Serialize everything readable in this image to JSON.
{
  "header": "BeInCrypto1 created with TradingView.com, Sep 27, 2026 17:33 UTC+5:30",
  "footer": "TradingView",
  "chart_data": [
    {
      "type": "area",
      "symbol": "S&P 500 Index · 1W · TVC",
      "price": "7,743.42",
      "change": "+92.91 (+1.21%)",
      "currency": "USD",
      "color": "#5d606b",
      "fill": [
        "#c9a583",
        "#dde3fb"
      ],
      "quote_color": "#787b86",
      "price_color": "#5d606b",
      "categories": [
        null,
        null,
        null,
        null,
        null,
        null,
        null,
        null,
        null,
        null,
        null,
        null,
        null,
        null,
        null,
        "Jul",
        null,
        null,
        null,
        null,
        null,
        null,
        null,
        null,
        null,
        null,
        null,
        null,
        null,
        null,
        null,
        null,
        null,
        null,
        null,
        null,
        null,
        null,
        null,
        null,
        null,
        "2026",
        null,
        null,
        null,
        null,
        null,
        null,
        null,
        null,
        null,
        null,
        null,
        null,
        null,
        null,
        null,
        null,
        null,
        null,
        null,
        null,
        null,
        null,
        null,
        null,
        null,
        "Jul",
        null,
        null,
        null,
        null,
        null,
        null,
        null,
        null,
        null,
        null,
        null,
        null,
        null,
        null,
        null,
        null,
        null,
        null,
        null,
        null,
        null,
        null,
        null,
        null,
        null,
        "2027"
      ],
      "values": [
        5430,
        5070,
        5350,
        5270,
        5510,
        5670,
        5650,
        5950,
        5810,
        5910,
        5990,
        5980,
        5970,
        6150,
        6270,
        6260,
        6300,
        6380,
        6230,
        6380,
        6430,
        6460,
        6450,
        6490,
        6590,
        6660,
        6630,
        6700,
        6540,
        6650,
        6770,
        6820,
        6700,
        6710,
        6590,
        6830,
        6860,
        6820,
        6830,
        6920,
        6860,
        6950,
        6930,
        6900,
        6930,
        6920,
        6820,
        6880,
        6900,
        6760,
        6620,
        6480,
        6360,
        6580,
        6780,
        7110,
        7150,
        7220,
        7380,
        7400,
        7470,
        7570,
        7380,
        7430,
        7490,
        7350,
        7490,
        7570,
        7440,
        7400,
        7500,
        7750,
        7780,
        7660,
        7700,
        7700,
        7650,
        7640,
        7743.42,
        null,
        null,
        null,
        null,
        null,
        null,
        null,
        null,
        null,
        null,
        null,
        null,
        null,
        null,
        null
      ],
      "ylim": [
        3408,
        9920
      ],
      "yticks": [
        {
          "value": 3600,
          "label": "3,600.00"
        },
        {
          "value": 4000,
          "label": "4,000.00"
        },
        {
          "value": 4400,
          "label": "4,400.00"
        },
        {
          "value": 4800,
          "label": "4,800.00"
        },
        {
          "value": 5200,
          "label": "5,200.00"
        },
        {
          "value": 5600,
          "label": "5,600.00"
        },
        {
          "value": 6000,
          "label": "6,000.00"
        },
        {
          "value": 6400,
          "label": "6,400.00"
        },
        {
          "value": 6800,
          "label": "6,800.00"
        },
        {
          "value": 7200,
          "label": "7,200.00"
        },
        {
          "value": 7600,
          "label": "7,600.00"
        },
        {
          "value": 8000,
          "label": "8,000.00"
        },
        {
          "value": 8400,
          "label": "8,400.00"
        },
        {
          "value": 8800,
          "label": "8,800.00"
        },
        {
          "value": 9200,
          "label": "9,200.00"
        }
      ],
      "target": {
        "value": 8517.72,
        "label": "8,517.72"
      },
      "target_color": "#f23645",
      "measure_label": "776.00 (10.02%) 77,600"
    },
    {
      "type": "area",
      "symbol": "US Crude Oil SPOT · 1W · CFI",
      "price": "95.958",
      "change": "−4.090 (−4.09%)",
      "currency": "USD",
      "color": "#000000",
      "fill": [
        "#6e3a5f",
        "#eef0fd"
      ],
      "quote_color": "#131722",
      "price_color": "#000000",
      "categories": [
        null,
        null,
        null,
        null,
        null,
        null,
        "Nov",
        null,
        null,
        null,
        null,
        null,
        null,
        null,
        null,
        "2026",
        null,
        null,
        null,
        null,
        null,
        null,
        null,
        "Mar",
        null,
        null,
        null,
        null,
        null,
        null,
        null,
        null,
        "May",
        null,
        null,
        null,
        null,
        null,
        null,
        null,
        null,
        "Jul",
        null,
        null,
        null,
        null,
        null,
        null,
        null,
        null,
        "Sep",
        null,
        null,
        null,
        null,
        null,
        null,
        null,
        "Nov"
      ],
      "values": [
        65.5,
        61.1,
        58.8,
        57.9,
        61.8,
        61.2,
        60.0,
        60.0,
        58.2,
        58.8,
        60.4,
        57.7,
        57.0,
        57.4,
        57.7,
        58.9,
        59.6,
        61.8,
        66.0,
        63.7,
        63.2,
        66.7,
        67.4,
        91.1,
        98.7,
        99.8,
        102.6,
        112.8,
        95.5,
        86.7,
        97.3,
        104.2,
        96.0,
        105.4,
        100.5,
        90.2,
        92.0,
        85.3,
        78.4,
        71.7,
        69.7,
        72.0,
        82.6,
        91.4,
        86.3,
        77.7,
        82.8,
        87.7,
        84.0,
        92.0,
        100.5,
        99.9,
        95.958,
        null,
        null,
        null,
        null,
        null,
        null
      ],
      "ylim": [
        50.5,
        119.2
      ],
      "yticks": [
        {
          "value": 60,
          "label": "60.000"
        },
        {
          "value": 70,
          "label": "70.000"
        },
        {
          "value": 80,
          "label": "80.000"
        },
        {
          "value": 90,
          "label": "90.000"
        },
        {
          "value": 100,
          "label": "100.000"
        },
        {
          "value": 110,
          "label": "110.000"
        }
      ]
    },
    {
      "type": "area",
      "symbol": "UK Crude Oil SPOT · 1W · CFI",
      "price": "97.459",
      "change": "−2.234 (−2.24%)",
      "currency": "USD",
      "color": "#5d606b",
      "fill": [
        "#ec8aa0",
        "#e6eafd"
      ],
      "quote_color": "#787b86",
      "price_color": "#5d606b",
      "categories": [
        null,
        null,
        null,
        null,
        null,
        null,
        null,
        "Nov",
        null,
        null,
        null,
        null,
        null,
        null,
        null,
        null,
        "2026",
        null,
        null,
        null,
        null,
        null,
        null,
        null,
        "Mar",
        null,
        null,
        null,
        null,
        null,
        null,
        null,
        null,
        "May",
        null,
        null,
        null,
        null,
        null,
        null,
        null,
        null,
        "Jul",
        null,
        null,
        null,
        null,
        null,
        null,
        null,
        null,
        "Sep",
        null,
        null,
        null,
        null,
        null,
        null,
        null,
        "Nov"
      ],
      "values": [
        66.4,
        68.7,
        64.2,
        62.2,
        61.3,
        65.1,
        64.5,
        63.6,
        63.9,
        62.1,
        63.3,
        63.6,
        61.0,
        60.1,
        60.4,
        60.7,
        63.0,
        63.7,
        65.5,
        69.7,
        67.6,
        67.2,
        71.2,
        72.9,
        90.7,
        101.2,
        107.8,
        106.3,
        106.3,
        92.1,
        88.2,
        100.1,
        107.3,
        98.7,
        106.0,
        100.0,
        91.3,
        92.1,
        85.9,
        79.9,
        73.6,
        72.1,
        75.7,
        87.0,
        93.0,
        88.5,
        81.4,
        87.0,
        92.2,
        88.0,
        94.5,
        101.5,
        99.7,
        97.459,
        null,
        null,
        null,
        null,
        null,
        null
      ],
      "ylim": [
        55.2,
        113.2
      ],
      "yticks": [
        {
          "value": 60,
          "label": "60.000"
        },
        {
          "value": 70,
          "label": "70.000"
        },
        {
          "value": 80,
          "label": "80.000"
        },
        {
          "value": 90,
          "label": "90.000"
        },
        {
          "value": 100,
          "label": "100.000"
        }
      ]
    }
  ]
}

[Prompt] Extract the listing in its entirety and repeat it exactly.

[Solution to the exercise]
Serialize everything readable in this image to JSON.
{
  "header": "BeInCrypto1 created with TradingView.com, Sep 27, 2026 17:33 UTC+5:30",
  "footer": "TradingView",
  "chart_data": [
    {
      "type": "area",
      "symbol": "S&P 500 Index · 1W · TVC",
      "price": "7,743.42",
      "change": "+92.91 (+1.21%)",
      "currency": "USD",
      "color": "#5d606b",
      "fill": [
        "#c9a583",
        "#dde3fb"
      ],
      "quote_color": "#787b86",
      "price_color": "#5d606b",
      "categories": [
        null,
        null,
        null,
        null,
        null,
        null,
        null,
        null,
        null,
        null,
        null,
        null,
        null,
        null,
        null,
        "Jul",
        null,
        null,
        null,
        null,
        null,
        null,
        null,
        null,
        null,
        null,
        null,
        null,
        null,
        null,
        null,
        null,
        null,
        null,
        null,
        null,
        null,
        null,
        null,
        null,
        null,
        "2026",
        null,
        null,
        null,
        null,
        null,
        null,
        null,
        null,
        null,
        null,
        null,
        null,
        null,
        null,
        null,
        null,
        null,
        null,
        null,
        null,
        null,
        null,
        null,
        null,
        null,
        "Jul",
        null,
        null,
        null,
        null,
        null,
        null,
        null,
        null,
        null,
        null,
        null,
        null,
        null,
        null,
        null,
        null,
        null,
        null,
        null,
        null,
        null,
        null,
        null,
        null,
        null,
        "2027"
      ],
      "values": [
        5430,
        5070,
        5350,
        5270,
        5510,
        5670,
        5650,
        5950,
        5810,
        5910,
        5990,
        5980,
        5970,
        6150,
        6270,
        6260,
        6300,
        6380,
        6230,
        6380,
        6430,
        6460,
        6450,
        6490,
        6590,
        6660,
        6630,
        6700,
        6540,
        6650,
        6770,
        6820,
        6700,
        6710,
        6590,
        6830,
        6860,
        6820,
        6830,
        6920,
        6860,
        6950,
        6930,
        6900,
        6930,
        6920,
        6820,
        6880,
        6900,
        6760,
        6620,
        6480,
        6360,
        6580,
        6780,
        7110,
        7150,
        7220,
        7380,
        7400,
        7470,
        7570,
        7380,
        7430,
        7490,
        7350,
        7490,
        7570,
        7440,
        7400,
        7500,
        7750,
        7780,
        7660,
        7700,
        7700,
        7650,
        7640,
        7743.42,
        null,
        null,
        null,
        null,
        null,
        null,
        null,
        null,
        null,
        null,
        null,
        null,
        null,
        null,
        null
      ],
      "ylim": [
        3408,
        9920
      ],
      "yticks": [
        {
          "value": 3600,
          "label": "3,600.00"
        },
        {
          "value": 4000,
          "label": "4,000.00"
        },
        {
          "value": 4400,
          "label": "4,400.00"
        },
        {
          "value": 4800,
          "label": "4,800.00"
        },
        {
          "value": 5200,
          "label": "5,200.00"
        },
        {
          "value": 5600,
          "label": "5,600.00"
        },
        {
          "value": 6000,
          "label": "6,000.00"
        },
        {
          "value": 6400,
          "label": "6,400.00"
        },
        {
          "value": 6800,
          "label": "6,800.00"
        },
        {
          "value": 7200,
          "label": "7,200.00"
        },
        {
          "value": 7600,
          "label": "7,600.00"
        },
        {
          "value": 8000,
          "label": "8,000.00"
        },
        {
          "value": 8400,
          "label": "8,400.00"
        },
        {
          "value": 8800,
          "label": "8,800.00"
        },
        {
          "value": 9200,
          "label": "9,200.00"
        }
      ],
      "target": {
        "value": 8517.72,
        "label": "8,517.72"
      },
      "target_color": "#f23645",
      "measure_label": "776.00 (10.02%) 77,600"
    },
    {
      "type": "area",
      "symbol": "US Crude Oil SPOT · 1W · CFI",
      "price": "95.958",
      "change": "−4.090 (−4.09%)",
      "currency": "USD",
      "color": "#000000",
      "fill": [
        "#6e3a5f",
        "#eef0fd"
      ],
      "quote_color": "#131722",
      "price_color": "#000000",
      "categories": [
        null,
        null,
        null,
        null,
        null,
        null,
        "Nov",
        null,
        null,
        null,
        null,
        null,
        null,
        null,
        null,
        "2026",
        null,
        null,
        null,
        null,
        null,
        null,
        null,
        "Mar",
        null,
        null,
        null,
        null,
        null,
        null,
        null,
        null,
        "May",
        null,
        null,
        null,
        null,
        null,
        null,
        null,
        null,
        "Jul",
        null,
        null,
        null,
        null,
        null,
        null,
        null,
        null,
        "Sep",
        null,
        null,
        null,
        null,
        null,
        null,
        null,
        "Nov"
      ],
      "values": [
        65.5,
        61.1,
        58.8,
        57.9,
        61.8,
        61.2,
        60.0,
        60.0,
        58.2,
        58.8,
        60.4,
        57.7,
        57.0,
        57.4,
        57.7,
        58.9,
        59.6,
        61.8,
        66.0,
        63.7,
        63.2,
        66.7,
        67.4,
        91.1,
        98.7,
        99.8,
        102.6,
        112.8,
        95.5,
        86.7,
        97.3,
        104.2,
        96.0,
        105.4,
        100.5,
        90.2,
        92.0,
        85.3,
        78.4,
        71.7,
        69.7,
        72.0,
        82.6,
        91.4,
        86.3,
        77.7,
        82.8,
        87.7,
        84.0,
        92.0,
        100.5,
        99.9,
        95.958,
        null,
        null,
        null,
        null,
        null,
        null
      ],
      "ylim": [
        50.5,
        119.2
      ],
      "yticks": [
        {
          "value": 60,
          "label": "60.000"
        },
        {
          "value": 70,
          "label": "70.000"
        },
        {
          "value": 80,
          "label": "80.000"
        },
        {
          "value": 90,
          "label": "90.000"
        },
        {
          "value": 100,
          "label": "100.000"
        },
        {
          "value": 110,
          "label": "110.000"
        }
      ]
    },
    {
      "type": "area",
      "symbol": "UK Crude Oil SPOT · 1W · CFI",
      "price": "97.459",
      "change": "−2.234 (−2.24%)",
      "currency": "USD",
      "color": "#5d606b",
      "fill": [
        "#ec8aa0",
        "#e6eafd"
      ],
      "quote_color": "#787b86",
      "price_color": "#5d606b",
      "categories": [
        null,
        null,
        null,
        null,
        null,
        null,
        null,
        "Nov",
        null,
        null,
        null,
        null,
        null,
        null,
        null,
        null,
        "2026",
        null,
        null,
        null,
        null,
        null,
        null,
        null,
        "Mar",
        null,
        null,
        null,
        null,
        null,
        null,
        null,
        null,
        "May",
        null,
        null,
        null,
        null,
        null,
        null,
        null,
        null,
        "Jul",
        null,
        null,
        null,
        null,
        null,
        null,
        null,
        null,
        "Sep",
        null,
        null,
        null,
        null,
        null,
        null,
        null,
        "Nov"
      ],
      "values": [
        66.4,
        68.7,
        64.2,
        62.2,
        61.3,
        65.1,
        64.5,
        63.6,
        63.9,
        62.1,
        63.3,
        63.6,
        61.0,
        60.1,
        60.4,
        60.7,
        63.0,
        63.7,
        65.5,
        69.7,
        67.6,
        67.2,
        71.2,
        72.9,
        90.7,
        101.2,
        107.8,
        106.3,
        106.3,
        92.1,
        88.2,
        100.1,
        107.3,
        98.7,
        106.0,
        100.0,
        91.3,
        92.1,
        85.9,
        79.9,
        73.6,
        72.1,
        75.7,
        87.0,
        93.0,
        88.5,
        81.4,
        87.0,
        92.2,
        88.0,
        94.5,
        101.5,
        99.7,
        97.459,
        null,
        null,
        null,
        null,
        null,
        null
      ],
      "ylim": [
        55.2,
        113.2
      ],
      "yticks": [
        {
          "value": 60,
          "label": "60.000"
        },
        {
          "value": 70,
          "label": "70.000"
        },
        {
          "value": 80,
          "label": "80.000"
        },
        {
          "value": 90,
          "label": "90.000"
        },
        {
          "value": 100,
          "label": "100.000"
        }
      ]
    }
  ]
}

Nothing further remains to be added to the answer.